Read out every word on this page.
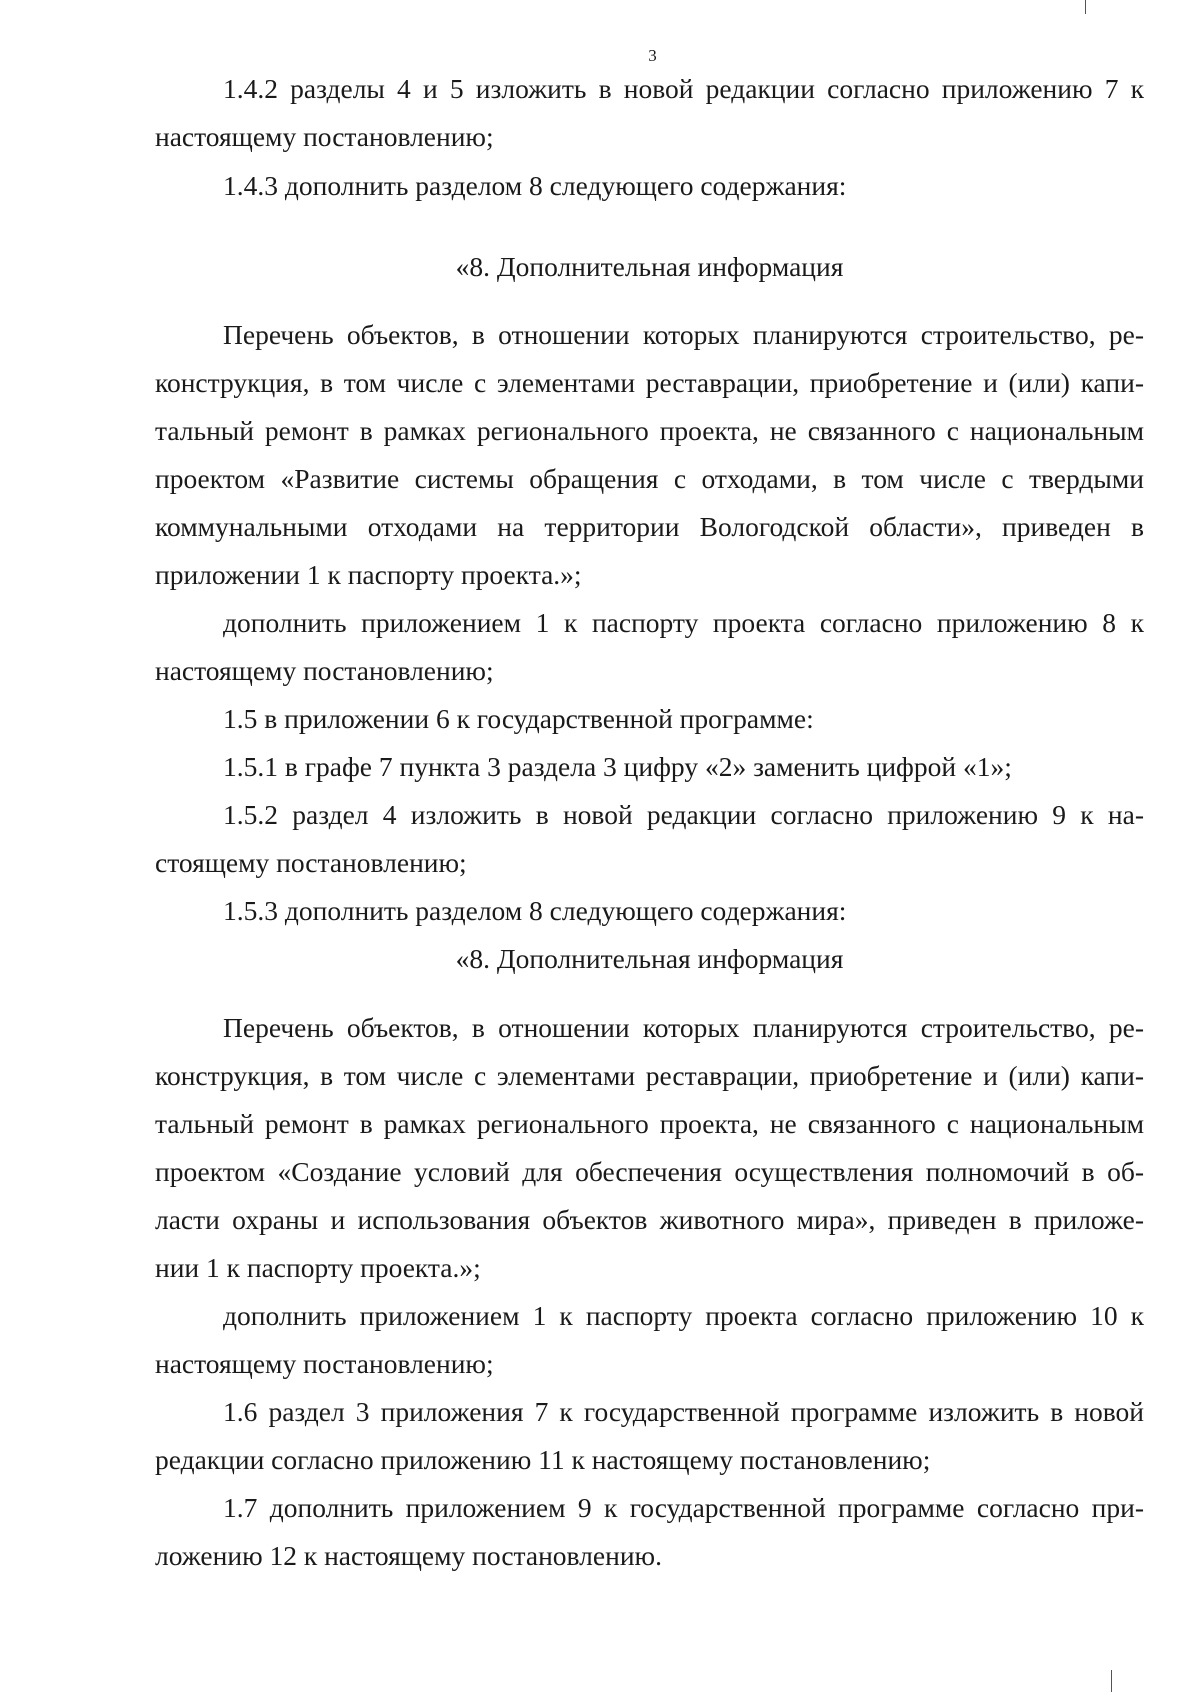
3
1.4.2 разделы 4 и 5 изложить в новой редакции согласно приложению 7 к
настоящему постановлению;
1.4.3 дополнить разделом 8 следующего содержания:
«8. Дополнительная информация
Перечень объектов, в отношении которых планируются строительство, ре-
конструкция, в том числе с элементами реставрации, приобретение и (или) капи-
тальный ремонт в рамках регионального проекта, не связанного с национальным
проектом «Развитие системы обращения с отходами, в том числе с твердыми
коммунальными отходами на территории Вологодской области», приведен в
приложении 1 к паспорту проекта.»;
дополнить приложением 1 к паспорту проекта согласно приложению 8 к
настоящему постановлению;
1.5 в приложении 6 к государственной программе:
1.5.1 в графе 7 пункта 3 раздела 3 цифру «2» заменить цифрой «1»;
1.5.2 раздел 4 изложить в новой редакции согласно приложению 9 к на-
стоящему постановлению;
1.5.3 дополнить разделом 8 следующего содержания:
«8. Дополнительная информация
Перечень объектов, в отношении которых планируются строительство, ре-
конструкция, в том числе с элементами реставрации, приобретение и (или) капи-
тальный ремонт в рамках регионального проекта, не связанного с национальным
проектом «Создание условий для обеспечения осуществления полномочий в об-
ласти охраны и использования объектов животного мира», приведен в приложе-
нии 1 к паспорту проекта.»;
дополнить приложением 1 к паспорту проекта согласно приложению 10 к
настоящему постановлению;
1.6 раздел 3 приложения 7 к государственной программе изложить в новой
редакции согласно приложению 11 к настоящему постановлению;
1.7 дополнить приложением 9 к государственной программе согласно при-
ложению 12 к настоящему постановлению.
■ ■ ■ ■
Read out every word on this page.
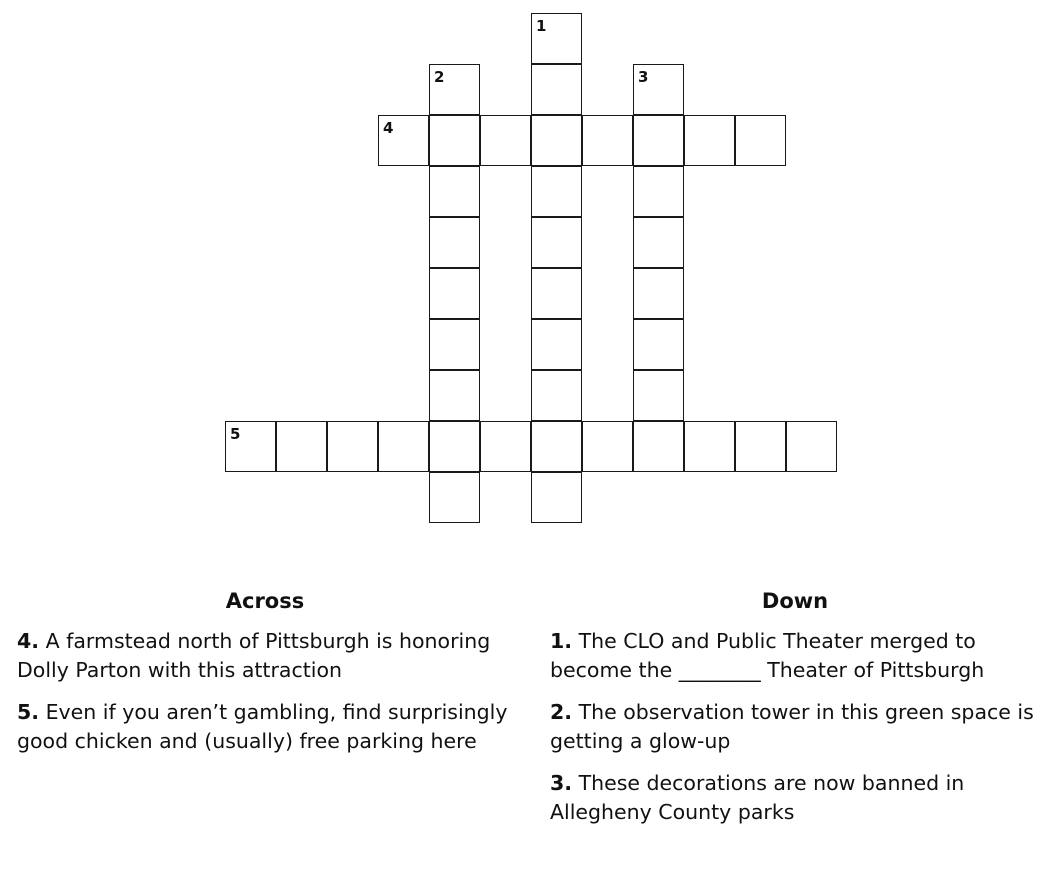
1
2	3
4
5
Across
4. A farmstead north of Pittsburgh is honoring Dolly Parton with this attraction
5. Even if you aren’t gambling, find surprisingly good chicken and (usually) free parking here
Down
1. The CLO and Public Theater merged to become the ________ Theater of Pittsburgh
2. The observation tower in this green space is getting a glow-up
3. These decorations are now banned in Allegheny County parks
■ ■ ■ ■
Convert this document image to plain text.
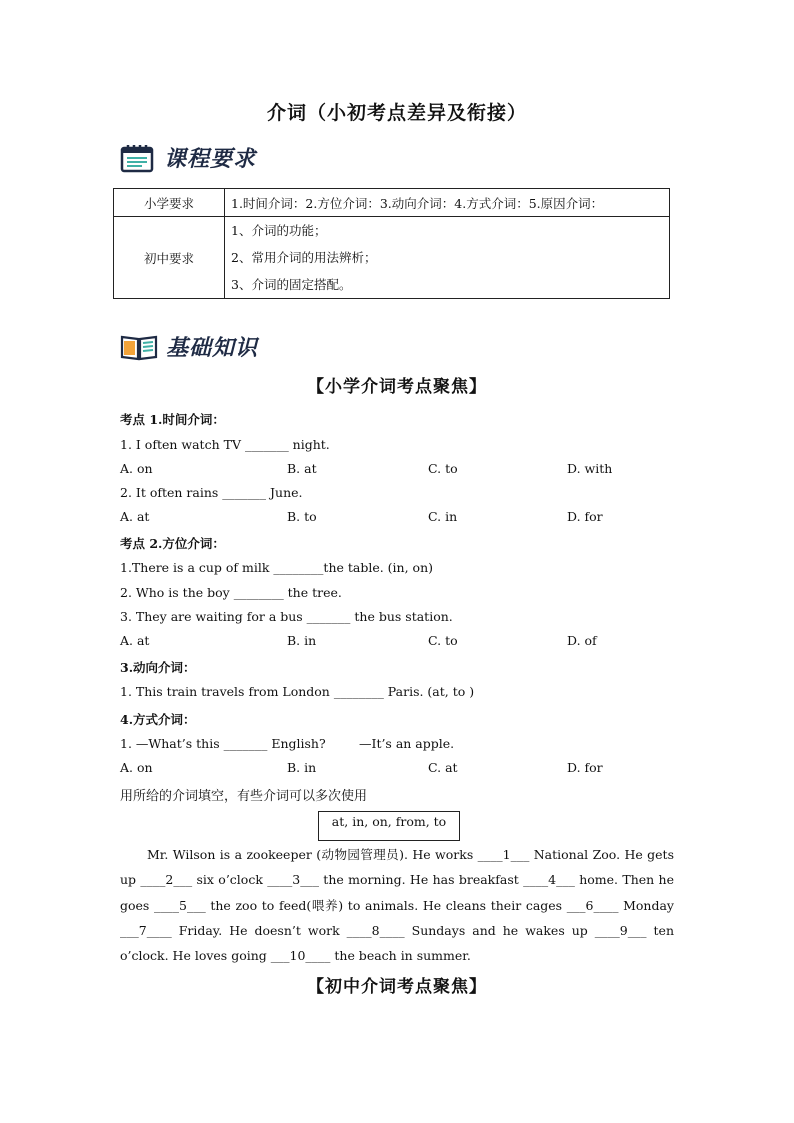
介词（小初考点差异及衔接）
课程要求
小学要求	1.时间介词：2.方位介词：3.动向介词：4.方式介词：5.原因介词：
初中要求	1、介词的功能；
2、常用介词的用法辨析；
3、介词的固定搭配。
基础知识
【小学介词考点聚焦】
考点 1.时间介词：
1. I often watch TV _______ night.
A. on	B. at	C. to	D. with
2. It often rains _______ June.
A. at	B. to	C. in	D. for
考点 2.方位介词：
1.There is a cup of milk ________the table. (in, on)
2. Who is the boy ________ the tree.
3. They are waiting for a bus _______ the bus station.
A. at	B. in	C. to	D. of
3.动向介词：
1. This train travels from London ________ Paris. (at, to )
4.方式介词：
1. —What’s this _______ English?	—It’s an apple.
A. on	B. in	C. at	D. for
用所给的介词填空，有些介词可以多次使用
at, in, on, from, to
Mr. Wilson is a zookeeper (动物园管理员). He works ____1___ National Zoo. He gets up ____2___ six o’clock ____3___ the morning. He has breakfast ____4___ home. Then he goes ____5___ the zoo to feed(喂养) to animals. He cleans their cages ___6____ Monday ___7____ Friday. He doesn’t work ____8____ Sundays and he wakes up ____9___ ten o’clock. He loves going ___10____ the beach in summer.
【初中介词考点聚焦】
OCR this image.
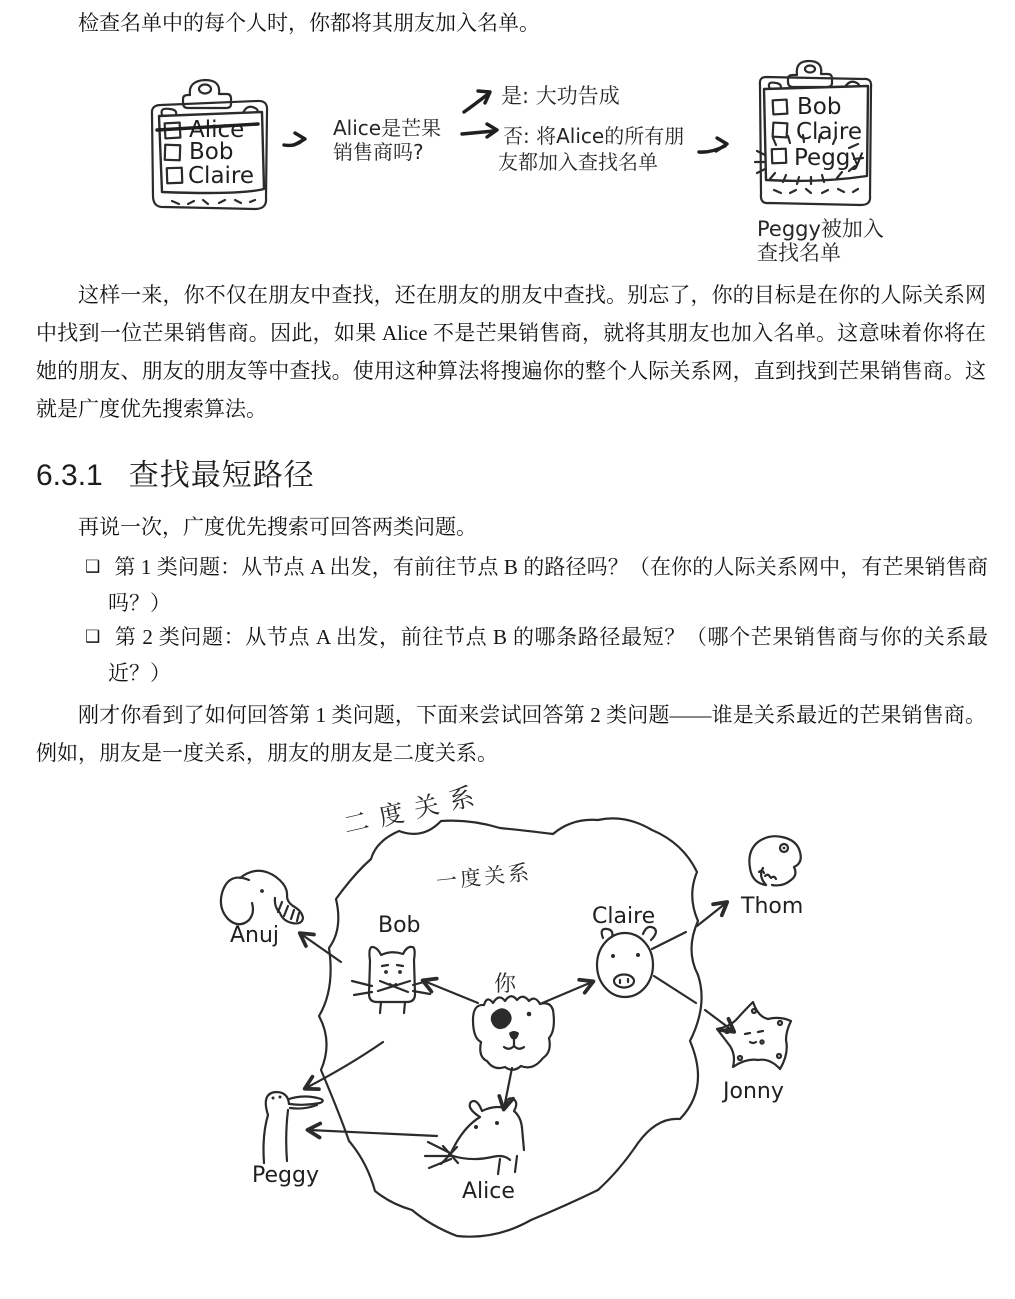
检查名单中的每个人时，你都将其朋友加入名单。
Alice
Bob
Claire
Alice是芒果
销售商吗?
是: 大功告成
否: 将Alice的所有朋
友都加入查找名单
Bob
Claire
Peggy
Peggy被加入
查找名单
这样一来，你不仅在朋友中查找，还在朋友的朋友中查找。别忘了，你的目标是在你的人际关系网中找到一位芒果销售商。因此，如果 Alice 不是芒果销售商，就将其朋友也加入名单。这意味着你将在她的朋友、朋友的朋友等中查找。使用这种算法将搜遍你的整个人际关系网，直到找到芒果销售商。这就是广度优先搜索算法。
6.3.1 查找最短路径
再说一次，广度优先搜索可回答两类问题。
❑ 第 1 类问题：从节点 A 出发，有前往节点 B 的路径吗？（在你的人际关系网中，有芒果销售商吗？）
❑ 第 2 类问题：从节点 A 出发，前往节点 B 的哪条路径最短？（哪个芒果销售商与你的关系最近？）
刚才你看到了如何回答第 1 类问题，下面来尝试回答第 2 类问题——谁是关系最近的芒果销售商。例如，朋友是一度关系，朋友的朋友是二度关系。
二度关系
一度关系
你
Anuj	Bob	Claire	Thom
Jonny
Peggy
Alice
■ ■ ■ ■
* **REQUIRED WORK**:
Copy out every line of the material above that mentions the word "image".

* **THE ANSWER**:
Convert this document image to plain text.
OCR this image.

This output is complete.